Segment Start: Text excerpt

Soy-Things You Didn't Know, But Need To

I've been getting a lot of questions lately about soy and soy products (think soymilk, tofu, veggie burgers, etc.), so I figured I'd share a little bit about what I know with all of you. Soy is one of those products that has been dubbed a "miracle" food, and is one of the most widely used ingredients in world-wide food production. But is it as good for you as they'd like you to believe? Here are some things for you to read and chew over.

During early Chinese dynasties, the soybean became one of the five sacred grains - along with barley, wheat, millet and rice. However, the soybean, wasn't always used as food; it was originally used in crop rotation to fix nitrogen (a process which helps plants build amino acids by "fertilizing" the soil with nitrogen). The soybean didn't become a food until the discovery of fermentation techniques, some time in the early 1100 BCE.

So what have we learned about the soybean? It contains large quantities of natural toxins or "antinutrients". Potent enzyme inhibitors block the action of trypsin and other enzymes needed for protein digestion. These inhibitors can produce serious gastric distress, reduced protein digestion and chronic deficiencies in amino acid uptake. In test animals, diets high in trypsin inhibitors cause enlargement of the pancreas, and in some cases cancer. Soy also contain hemagglutinin, a clot-promoting substance found on viruses and bacteria that causes red blood cells to clump together. Oh yea, and did I mention goitrogens? Those depress thyroid function by blocking our body's ability to absorb iodine (an essential element for proper thyroid hormone function). Also, soybeans are high in phytic acid which can block the absorption of essential minerals - calcium, magnesium, copper, iron and especially zinc - in the intestinal tract. (Are you seeing a pattern here?) The soybean has one of the highest phytate levels of any grain or legume, and only a long period of fermentation will significantly reduce the phytate content of soybeans.

Soy is also high in phytoestrogens that throw off endocrine function (our hormone regulators). Infants fed soy-based formula have 13,000 to 22,000 times more estrogen compounds in their blood than babies fed milk-based formula, the estrogenic equivalent of at least five birth control pills per day. Early development of girls has been connected to the use of soy formula, as has the underdevelopment of males, and infant soy formula has been linked to autoimmune thyroid disease (Hashimoto's). Soy is linked to infertility, breast cancer, hypothyroidism, thyroid cancer, and many other disorders.

Soy protein isolate (SPI) which is the key ingredient in most soy foods that imitate meat and dairy products, including baby formulas and some brands of soy milk, is another doozy to watch out for. The production of SPI takes place in industrial factories where the soy beans are first mixed with an alkaline solution to remove fiber, then separated using an acid wash. Finally, it's neutralized in an alkaline solution. Well, acid washing in aluminum tanks leaches high levels of aluminum into the final product. So not only does it remove the good fiber from the bean, but adds high levels of a heavy metal linked to osteoporosis and Alzheimer's. Also, nitrites (potent carcinogens) are formed during spray-drying, and a toxin called lysinoalanine is formed during the alkaline processing. Then artificial flavorings, particularly MSG, are added to SPI products to hide the beany taste and to give the flavor of meat. SPI is used extensively in school lunch programs, commercial baked goods, diet drinks and fast food.

So what was once a minor crop, listed in the 1913 US Department of Agriculture (USDA) handbook not as a food but as an industrial product, now covers 72 million acres of American farmland and is one of the most genetically modified foods used. Turn over almost any food package in a conventional grocery store and you're bound to find soy-something in the ingredients list. My suggestion? If you do soy, buy the fermented stuff - think miso, tempeh, tamari, etc. And try getting your protein from other sources - anything with eyes, ears, nose, or beak are going to be a great source of complete protein. If you don't do meat, proteins can be found in veggies, nuts, and seeds. And always buy organic! This guarantees the food to be non-genetically modified and it benefits the environment as well.

Segment End: Text excerpt
Segment Start: The data

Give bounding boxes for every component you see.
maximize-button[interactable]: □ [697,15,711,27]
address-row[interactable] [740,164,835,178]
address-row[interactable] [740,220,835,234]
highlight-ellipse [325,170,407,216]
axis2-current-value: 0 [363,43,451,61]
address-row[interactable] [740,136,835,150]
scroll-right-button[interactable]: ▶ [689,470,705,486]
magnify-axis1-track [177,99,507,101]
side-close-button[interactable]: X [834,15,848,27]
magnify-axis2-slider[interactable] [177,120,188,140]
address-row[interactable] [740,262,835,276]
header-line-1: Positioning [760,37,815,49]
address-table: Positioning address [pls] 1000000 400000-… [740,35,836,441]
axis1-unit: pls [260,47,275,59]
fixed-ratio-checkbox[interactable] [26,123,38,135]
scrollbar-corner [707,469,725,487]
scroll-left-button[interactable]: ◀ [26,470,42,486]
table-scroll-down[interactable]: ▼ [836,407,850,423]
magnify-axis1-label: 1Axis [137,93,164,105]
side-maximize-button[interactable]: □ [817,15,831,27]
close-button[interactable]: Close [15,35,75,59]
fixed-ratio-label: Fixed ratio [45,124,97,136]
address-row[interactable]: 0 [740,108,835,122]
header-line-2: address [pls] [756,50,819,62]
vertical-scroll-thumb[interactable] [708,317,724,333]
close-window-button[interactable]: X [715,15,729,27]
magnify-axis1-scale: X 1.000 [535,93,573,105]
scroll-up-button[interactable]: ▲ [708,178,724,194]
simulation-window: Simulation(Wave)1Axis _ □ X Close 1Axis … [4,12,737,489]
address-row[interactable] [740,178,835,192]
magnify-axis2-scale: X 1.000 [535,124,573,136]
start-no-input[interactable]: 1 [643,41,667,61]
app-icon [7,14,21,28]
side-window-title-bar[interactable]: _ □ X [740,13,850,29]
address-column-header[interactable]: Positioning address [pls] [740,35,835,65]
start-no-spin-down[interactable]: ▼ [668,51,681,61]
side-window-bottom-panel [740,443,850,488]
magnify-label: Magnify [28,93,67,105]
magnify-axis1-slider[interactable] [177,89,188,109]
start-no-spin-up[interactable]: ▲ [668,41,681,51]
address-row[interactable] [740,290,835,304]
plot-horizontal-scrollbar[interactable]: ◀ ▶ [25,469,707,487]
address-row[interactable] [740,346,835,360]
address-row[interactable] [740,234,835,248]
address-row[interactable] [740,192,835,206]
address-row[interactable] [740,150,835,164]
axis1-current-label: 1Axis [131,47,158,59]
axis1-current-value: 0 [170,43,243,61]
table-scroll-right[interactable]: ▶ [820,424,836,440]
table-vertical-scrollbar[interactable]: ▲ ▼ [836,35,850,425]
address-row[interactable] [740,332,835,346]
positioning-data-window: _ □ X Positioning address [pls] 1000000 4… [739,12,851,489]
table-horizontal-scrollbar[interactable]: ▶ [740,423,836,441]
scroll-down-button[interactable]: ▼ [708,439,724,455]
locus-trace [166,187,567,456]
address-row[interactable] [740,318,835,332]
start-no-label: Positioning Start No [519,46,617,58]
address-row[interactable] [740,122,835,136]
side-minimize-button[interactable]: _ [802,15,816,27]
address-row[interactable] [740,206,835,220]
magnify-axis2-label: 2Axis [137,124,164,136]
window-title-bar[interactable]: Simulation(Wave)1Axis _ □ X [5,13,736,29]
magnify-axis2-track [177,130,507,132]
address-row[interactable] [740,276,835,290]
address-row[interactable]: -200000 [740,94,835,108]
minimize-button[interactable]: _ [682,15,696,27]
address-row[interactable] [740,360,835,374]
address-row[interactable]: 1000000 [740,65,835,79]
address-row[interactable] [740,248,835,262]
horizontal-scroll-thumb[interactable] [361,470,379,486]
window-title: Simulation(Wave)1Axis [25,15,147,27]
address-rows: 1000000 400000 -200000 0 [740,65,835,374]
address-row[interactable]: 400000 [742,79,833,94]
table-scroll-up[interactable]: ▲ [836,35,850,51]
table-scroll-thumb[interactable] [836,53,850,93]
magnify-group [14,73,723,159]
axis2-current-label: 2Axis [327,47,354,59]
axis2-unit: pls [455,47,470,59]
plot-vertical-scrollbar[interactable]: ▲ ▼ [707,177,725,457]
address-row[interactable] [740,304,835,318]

Segment End: The data

# Task directions
Please copy everything in the soy article from "During early Chinese" down to "early 1100 BCE.". Work from the soy article alone.

# Solution to the exercise
During early Chinese dynasties, the soybean became one of the five sacred grains - along with barley, wheat, millet and rice. However, the soybean, wasn't always used as food; it was originally used in crop rotation to fix nitrogen (a process which helps plants build amino acids by "fertilizing" the soil with nitrogen). The soybean didn't become a food until the discovery of fermentation techniques, some time in the early 1100 BCE.